- _Directive_
Print all of the data exactly as written.

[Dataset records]
┄┄┄┄┄┄┄┄┄┄
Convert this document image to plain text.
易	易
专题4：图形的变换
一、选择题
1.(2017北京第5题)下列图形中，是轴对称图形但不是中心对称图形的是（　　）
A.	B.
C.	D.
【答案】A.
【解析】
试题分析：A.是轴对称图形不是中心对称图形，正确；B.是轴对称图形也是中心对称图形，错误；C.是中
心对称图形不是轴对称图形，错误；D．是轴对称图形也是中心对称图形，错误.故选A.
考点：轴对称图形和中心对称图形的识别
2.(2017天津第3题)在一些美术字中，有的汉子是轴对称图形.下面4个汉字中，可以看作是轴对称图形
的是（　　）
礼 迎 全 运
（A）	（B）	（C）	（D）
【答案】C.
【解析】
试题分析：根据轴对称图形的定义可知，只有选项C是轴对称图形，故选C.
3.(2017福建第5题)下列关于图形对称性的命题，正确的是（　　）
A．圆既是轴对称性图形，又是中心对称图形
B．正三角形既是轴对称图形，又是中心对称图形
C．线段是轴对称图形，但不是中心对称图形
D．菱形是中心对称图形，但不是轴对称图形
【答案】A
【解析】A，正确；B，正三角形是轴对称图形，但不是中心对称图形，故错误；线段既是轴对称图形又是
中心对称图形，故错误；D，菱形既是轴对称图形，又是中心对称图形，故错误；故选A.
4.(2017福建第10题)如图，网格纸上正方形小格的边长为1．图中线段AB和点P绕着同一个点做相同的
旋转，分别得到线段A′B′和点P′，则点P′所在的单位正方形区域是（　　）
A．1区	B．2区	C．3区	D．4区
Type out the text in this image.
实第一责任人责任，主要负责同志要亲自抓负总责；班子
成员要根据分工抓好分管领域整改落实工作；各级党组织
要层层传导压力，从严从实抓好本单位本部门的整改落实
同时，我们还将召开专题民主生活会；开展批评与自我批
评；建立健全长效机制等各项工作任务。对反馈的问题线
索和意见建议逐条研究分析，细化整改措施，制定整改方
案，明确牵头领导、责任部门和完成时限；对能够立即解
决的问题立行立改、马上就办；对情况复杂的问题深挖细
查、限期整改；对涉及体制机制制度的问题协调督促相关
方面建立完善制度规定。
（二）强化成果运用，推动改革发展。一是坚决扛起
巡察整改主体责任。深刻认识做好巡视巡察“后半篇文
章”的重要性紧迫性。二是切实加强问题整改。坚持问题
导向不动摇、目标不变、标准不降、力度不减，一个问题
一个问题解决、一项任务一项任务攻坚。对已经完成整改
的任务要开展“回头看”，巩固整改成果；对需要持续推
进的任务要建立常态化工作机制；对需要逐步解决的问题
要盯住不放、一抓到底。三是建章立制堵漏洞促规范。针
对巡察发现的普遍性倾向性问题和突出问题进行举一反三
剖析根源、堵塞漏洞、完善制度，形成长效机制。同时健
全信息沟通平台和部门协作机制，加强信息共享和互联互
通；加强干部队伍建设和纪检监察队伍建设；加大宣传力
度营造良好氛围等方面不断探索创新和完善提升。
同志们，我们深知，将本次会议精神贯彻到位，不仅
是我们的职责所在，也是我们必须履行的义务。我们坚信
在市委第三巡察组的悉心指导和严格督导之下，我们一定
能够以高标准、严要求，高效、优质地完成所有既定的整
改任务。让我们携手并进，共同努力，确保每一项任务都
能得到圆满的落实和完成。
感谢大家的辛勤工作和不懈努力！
┄┄┄┄┄┄┄┄┄┄
- _Solution to this problem_
Convert this document image to plain text.
易	易
专题4：图形的变换
一、选择题
1.(2017北京第5题)下列图形中，是轴对称图形但不是中心对称图形的是（　　）
A.	B.
C.	D.
【答案】A.
【解析】
试题分析：A.是轴对称图形不是中心对称图形，正确；B.是轴对称图形也是中心对称图形，错误；C.是中
心对称图形不是轴对称图形，错误；D．是轴对称图形也是中心对称图形，错误.故选A.
考点：轴对称图形和中心对称图形的识别
2.(2017天津第3题)在一些美术字中，有的汉子是轴对称图形.下面4个汉字中，可以看作是轴对称图形
的是（　　）
礼 迎 全 运
（A）	（B）	（C）	（D）
【答案】C.
【解析】
试题分析：根据轴对称图形的定义可知，只有选项C是轴对称图形，故选C.
3.(2017福建第5题)下列关于图形对称性的命题，正确的是（　　）
A．圆既是轴对称性图形，又是中心对称图形
B．正三角形既是轴对称图形，又是中心对称图形
C．线段是轴对称图形，但不是中心对称图形
D．菱形是中心对称图形，但不是轴对称图形
【答案】A
【解析】A，正确；B，正三角形是轴对称图形，但不是中心对称图形，故错误；线段既是轴对称图形又是
中心对称图形，故错误；D，菱形既是轴对称图形，又是中心对称图形，故错误；故选A.
4.(2017福建第10题)如图，网格纸上正方形小格的边长为1．图中线段AB和点P绕着同一个点做相同的
旋转，分别得到线段A′B′和点P′，则点P′所在的单位正方形区域是（　　）
A．1区	B．2区	C．3区	D．4区
Type out the text in this image.
实第一责任人责任，主要负责同志要亲自抓负总责；班子
成员要根据分工抓好分管领域整改落实工作；各级党组织
要层层传导压力，从严从实抓好本单位本部门的整改落实
同时，我们还将召开专题民主生活会；开展批评与自我批
评；建立健全长效机制等各项工作任务。对反馈的问题线
索和意见建议逐条研究分析，细化整改措施，制定整改方
案，明确牵头领导、责任部门和完成时限；对能够立即解
决的问题立行立改、马上就办；对情况复杂的问题深挖细
查、限期整改；对涉及体制机制制度的问题协调督促相关
方面建立完善制度规定。
（二）强化成果运用，推动改革发展。一是坚决扛起
巡察整改主体责任。深刻认识做好巡视巡察“后半篇文
章”的重要性紧迫性。二是切实加强问题整改。坚持问题
导向不动摇、目标不变、标准不降、力度不减，一个问题
一个问题解决、一项任务一项任务攻坚。对已经完成整改
的任务要开展“回头看”，巩固整改成果；对需要持续推
进的任务要建立常态化工作机制；对需要逐步解决的问题
要盯住不放、一抓到底。三是建章立制堵漏洞促规范。针
对巡察发现的普遍性倾向性问题和突出问题进行举一反三
剖析根源、堵塞漏洞、完善制度，形成长效机制。同时健
全信息沟通平台和部门协作机制，加强信息共享和互联互
通；加强干部队伍建设和纪检监察队伍建设；加大宣传力
度营造良好氛围等方面不断探索创新和完善提升。
同志们，我们深知，将本次会议精神贯彻到位，不仅
是我们的职责所在，也是我们必须履行的义务。我们坚信
在市委第三巡察组的悉心指导和严格督导之下，我们一定
能够以高标准、严要求，高效、优质地完成所有既定的整
改任务。让我们携手并进，共同努力，确保每一项任务都
能得到圆满的落实和完成。
感谢大家的辛勤工作和不懈努力！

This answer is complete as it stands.